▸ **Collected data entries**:
<<<<

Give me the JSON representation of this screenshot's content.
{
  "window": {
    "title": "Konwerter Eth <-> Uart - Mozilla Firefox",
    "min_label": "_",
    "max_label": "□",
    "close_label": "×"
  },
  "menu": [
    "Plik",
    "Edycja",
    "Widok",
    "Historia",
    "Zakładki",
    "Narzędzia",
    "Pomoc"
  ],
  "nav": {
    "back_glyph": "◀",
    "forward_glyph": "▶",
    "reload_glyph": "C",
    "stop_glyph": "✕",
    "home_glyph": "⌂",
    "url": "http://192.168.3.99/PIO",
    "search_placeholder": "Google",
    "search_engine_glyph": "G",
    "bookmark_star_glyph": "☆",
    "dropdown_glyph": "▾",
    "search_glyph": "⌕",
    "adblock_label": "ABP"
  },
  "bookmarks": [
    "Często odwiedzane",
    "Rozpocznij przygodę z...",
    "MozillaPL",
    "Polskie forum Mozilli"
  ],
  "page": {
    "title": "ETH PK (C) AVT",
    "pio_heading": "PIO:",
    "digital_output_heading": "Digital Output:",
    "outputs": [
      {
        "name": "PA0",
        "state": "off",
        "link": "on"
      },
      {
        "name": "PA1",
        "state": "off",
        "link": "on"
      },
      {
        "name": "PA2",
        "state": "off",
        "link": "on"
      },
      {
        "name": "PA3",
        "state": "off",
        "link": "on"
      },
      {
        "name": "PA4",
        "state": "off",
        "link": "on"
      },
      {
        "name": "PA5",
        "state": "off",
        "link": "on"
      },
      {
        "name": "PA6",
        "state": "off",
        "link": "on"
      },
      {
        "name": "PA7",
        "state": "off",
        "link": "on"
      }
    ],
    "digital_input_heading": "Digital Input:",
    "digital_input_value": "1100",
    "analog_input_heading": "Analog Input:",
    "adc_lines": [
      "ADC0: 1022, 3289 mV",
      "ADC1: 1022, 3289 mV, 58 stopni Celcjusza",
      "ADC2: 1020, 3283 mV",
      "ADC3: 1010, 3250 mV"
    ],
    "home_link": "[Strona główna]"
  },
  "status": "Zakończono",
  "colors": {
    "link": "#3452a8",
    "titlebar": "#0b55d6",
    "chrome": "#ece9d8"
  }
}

>>>>

Please repeat the material above, word for word and in full.

Give me the JSON representation of this screenshot's content.
{
  "window": {
    "title": "Konwerter Eth <-> Uart - Mozilla Firefox",
    "min_label": "_",
    "max_label": "□",
    "close_label": "×"
  },
  "menu": [
    "Plik",
    "Edycja",
    "Widok",
    "Historia",
    "Zakładki",
    "Narzędzia",
    "Pomoc"
  ],
  "nav": {
    "back_glyph": "◀",
    "forward_glyph": "▶",
    "reload_glyph": "C",
    "stop_glyph": "✕",
    "home_glyph": "⌂",
    "url": "http://192.168.3.99/PIO",
    "search_placeholder": "Google",
    "search_engine_glyph": "G",
    "bookmark_star_glyph": "☆",
    "dropdown_glyph": "▾",
    "search_glyph": "⌕",
    "adblock_label": "ABP"
  },
  "bookmarks": [
    "Często odwiedzane",
    "Rozpocznij przygodę z...",
    "MozillaPL",
    "Polskie forum Mozilli"
  ],
  "page": {
    "title": "ETH PK (C) AVT",
    "pio_heading": "PIO:",
    "digital_output_heading": "Digital Output:",
    "outputs": [
      {
        "name": "PA0",
        "state": "off",
        "link": "on"
      },
      {
        "name": "PA1",
        "state": "off",
        "link": "on"
      },
      {
        "name": "PA2",
        "state": "off",
        "link": "on"
      },
      {
        "name": "PA3",
        "state": "off",
        "link": "on"
      },
      {
        "name": "PA4",
        "state": "off",
        "link": "on"
      },
      {
        "name": "PA5",
        "state": "off",
        "link": "on"
      },
      {
        "name": "PA6",
        "state": "off",
        "link": "on"
      },
      {
        "name": "PA7",
        "state": "off",
        "link": "on"
      }
    ],
    "digital_input_heading": "Digital Input:",
    "digital_input_value": "1100",
    "analog_input_heading": "Analog Input:",
    "adc_lines": [
      "ADC0: 1022, 3289 mV",
      "ADC1: 1022, 3289 mV, 58 stopni Celcjusza",
      "ADC2: 1020, 3283 mV",
      "ADC3: 1010, 3250 mV"
    ],
    "home_link": "[Strona główna]"
  },
  "status": "Zakończono",
  "colors": {
    "link": "#3452a8",
    "titlebar": "#0b55d6",
    "chrome": "#ece9d8"
  }
}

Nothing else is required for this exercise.